======== RECORDED DATA

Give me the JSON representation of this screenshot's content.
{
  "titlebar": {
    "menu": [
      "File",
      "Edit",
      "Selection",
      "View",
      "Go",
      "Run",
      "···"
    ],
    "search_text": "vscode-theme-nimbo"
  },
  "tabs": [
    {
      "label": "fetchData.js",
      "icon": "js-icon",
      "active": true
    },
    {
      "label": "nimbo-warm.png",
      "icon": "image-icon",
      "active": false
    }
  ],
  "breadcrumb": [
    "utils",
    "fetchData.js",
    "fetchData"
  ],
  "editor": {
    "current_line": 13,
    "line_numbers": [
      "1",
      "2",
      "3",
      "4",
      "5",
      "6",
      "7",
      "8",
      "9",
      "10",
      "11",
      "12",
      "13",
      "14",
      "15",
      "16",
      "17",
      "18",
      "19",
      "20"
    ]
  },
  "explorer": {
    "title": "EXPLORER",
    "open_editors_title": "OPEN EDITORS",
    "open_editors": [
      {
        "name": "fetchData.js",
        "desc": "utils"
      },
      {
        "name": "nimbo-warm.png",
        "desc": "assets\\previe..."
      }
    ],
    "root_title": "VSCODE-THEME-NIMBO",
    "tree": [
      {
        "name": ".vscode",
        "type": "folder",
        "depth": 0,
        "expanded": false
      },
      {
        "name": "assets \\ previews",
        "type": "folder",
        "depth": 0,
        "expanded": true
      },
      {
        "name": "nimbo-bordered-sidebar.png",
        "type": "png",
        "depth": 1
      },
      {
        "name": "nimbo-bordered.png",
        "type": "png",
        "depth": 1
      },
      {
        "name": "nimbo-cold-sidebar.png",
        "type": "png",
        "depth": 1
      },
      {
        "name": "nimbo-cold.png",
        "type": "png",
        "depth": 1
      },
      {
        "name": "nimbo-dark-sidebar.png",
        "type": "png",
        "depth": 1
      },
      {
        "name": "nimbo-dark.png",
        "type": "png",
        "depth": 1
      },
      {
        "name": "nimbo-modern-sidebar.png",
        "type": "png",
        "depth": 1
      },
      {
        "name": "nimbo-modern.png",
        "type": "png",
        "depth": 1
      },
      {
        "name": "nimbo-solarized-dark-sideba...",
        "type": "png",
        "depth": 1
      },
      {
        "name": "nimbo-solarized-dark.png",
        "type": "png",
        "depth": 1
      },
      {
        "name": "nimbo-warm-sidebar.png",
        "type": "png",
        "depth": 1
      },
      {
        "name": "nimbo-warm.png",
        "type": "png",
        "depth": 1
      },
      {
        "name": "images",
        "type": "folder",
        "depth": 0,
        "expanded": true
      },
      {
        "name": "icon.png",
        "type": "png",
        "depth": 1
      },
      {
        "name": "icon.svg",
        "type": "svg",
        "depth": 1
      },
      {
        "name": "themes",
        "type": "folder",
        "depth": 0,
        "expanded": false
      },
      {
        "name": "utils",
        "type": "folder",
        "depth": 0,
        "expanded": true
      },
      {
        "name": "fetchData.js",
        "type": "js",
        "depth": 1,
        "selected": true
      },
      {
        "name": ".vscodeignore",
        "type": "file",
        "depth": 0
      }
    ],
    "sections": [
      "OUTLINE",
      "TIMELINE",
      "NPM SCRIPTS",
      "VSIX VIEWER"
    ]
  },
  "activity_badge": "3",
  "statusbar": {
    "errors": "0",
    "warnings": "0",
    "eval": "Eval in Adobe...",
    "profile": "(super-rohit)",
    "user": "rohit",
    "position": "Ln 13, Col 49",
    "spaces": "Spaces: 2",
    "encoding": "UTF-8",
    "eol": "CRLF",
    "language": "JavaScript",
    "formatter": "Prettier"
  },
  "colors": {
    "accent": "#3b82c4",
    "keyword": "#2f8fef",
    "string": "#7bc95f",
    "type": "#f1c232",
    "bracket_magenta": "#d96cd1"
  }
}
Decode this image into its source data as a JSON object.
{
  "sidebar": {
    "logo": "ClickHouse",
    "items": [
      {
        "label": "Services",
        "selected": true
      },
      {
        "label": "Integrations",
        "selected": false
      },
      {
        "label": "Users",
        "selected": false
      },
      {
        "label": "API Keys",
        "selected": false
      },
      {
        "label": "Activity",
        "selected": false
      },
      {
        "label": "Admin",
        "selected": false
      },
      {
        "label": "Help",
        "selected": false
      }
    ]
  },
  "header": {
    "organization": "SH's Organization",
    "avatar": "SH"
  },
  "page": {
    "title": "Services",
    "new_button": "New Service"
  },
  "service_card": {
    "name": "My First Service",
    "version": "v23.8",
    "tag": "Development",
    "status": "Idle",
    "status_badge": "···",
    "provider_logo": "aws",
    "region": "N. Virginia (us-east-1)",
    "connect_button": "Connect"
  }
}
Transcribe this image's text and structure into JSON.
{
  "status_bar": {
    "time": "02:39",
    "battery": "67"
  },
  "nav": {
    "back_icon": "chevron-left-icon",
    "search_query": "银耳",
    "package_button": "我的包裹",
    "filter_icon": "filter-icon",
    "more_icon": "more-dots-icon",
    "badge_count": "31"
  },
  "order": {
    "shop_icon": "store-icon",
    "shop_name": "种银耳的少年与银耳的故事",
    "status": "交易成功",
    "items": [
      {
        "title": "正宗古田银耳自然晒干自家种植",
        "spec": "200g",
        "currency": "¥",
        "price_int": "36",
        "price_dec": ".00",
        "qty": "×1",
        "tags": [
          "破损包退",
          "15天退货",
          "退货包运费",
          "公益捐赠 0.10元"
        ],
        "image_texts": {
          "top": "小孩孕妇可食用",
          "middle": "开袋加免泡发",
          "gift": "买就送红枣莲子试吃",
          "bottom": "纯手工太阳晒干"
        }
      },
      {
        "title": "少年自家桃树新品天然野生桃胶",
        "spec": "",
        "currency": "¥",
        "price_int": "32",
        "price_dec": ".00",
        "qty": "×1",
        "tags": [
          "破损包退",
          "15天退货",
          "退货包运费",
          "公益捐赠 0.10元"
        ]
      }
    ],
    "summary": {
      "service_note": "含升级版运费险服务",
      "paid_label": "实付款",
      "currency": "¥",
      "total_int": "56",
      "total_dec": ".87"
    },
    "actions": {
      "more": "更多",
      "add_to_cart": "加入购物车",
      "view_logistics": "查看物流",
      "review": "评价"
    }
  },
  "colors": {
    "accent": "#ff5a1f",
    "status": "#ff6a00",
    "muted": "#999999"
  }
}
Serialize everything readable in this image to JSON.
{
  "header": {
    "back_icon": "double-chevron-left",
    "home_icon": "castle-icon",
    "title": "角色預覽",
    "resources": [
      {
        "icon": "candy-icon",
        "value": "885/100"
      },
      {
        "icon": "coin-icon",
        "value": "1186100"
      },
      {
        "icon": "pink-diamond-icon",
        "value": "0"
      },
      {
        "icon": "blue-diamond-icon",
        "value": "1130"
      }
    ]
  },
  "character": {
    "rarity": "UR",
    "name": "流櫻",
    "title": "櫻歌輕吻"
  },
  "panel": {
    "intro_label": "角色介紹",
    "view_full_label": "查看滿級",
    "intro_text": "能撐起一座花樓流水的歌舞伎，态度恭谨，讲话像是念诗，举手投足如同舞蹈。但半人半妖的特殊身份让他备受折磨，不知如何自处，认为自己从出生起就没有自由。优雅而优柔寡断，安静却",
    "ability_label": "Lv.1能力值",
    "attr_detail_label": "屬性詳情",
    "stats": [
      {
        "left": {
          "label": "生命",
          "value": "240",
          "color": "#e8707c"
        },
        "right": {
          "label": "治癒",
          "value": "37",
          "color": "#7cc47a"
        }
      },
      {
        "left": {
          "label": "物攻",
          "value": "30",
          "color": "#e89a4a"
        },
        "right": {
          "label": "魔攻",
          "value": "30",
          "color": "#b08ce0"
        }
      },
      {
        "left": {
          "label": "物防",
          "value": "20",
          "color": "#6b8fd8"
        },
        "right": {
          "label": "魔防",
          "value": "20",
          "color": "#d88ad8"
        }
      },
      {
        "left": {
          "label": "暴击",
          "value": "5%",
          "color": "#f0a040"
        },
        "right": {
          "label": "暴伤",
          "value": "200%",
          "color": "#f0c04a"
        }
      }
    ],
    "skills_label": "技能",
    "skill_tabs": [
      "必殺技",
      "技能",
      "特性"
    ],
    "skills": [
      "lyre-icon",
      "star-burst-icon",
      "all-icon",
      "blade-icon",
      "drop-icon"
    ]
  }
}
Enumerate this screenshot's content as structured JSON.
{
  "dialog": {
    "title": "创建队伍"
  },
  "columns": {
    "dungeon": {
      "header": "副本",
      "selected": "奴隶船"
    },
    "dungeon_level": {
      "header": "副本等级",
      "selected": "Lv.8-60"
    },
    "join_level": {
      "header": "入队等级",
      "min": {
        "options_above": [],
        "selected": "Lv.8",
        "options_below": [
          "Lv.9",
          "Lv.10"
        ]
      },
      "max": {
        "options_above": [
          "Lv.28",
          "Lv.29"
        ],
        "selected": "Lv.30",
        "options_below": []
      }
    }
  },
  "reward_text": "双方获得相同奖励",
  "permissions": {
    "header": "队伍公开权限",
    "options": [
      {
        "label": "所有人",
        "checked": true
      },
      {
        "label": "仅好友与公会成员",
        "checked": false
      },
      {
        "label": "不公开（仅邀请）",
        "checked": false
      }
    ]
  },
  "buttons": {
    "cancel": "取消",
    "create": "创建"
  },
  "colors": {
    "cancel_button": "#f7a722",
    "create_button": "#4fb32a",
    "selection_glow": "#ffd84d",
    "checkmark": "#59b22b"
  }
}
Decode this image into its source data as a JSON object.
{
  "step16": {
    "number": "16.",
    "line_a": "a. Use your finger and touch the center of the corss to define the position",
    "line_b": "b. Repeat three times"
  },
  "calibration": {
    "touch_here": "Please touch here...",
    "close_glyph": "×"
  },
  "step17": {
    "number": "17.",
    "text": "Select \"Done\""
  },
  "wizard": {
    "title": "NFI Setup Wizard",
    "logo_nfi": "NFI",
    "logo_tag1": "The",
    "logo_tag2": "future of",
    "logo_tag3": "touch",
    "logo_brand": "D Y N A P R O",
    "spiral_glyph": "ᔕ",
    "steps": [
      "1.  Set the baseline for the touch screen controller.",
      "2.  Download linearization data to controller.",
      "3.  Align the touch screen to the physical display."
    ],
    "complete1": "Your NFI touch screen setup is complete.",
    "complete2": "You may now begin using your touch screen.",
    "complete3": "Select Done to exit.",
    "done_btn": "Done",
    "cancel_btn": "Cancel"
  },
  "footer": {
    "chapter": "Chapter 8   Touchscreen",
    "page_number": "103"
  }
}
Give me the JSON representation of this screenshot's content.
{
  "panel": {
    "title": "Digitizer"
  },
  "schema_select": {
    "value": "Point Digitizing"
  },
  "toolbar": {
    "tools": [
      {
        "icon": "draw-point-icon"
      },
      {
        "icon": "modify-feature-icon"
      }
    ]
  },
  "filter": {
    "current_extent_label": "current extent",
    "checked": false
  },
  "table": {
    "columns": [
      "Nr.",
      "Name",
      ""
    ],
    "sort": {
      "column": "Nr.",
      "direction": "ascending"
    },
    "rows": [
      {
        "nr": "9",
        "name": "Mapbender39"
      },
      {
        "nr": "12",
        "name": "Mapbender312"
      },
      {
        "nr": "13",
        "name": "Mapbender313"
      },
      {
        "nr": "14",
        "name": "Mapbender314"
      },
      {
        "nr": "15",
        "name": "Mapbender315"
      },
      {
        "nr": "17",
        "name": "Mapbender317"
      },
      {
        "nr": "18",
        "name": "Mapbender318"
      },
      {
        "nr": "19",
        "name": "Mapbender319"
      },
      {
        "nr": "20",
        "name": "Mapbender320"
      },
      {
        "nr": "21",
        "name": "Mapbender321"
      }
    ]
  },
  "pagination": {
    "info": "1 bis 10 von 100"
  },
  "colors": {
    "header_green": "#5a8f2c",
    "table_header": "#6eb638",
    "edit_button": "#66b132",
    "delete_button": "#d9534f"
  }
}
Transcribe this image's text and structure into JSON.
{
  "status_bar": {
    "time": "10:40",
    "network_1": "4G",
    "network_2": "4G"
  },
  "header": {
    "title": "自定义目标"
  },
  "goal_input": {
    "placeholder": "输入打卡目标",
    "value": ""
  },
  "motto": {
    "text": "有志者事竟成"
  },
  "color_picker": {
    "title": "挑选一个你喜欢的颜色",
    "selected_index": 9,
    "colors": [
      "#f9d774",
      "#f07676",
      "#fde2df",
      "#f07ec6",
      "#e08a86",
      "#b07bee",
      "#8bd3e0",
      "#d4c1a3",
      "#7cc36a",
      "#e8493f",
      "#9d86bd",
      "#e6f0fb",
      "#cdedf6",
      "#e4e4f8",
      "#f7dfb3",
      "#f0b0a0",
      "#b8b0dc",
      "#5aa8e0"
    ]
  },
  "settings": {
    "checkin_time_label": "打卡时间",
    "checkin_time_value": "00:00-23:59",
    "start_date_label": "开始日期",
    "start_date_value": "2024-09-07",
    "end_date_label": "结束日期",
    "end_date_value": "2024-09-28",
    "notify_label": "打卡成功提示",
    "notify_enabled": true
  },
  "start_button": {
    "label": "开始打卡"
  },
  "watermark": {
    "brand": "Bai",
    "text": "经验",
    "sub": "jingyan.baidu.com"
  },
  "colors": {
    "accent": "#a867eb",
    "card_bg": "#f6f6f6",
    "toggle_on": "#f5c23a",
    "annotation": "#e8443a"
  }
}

================

__PROBLEM TO SOLVE__:
In the entries above, find lines with "Done" and copy each.

__RESULT__:
    "text": "Select \"Done\""
    "complete3": "Select Done to exit.",
    "done_btn": "Done",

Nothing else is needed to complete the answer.